### Work instructions:
Find the string "Intellectual" in the records. Copy every line it appears in.

━━━━━ Dataset excerpts ━━━━━

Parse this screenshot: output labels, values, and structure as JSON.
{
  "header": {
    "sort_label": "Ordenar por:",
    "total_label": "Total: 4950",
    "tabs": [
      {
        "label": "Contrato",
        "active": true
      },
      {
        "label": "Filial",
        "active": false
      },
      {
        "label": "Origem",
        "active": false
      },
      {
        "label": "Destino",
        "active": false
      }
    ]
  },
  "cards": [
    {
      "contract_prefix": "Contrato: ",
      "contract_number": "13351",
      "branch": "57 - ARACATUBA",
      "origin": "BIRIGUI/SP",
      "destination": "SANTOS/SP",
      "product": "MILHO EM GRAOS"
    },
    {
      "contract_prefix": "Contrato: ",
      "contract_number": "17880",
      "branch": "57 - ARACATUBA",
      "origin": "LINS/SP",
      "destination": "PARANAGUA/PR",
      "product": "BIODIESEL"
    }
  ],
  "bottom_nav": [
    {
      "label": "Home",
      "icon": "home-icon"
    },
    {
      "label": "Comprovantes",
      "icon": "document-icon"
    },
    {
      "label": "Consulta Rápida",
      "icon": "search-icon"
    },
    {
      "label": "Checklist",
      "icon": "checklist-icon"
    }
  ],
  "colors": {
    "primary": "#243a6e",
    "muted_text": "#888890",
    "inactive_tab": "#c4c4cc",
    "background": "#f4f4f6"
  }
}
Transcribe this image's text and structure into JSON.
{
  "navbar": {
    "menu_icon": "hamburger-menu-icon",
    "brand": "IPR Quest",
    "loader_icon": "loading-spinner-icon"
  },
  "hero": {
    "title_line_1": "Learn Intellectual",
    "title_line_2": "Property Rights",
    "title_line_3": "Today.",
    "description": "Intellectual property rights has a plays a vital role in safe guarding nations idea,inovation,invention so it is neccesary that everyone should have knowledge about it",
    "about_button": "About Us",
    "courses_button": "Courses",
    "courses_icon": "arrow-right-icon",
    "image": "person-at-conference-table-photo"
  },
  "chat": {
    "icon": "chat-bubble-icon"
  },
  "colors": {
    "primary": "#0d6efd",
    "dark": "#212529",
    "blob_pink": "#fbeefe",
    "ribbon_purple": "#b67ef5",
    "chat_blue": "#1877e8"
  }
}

━━━━━

### Answer to the task:
    "title_line_1": "Learn Intellectual",
    "description": "Intellectual property rights has a plays a vital role in safe guarding nations idea,inovation,invention so it is neccesary that everyone should have knowledge about it",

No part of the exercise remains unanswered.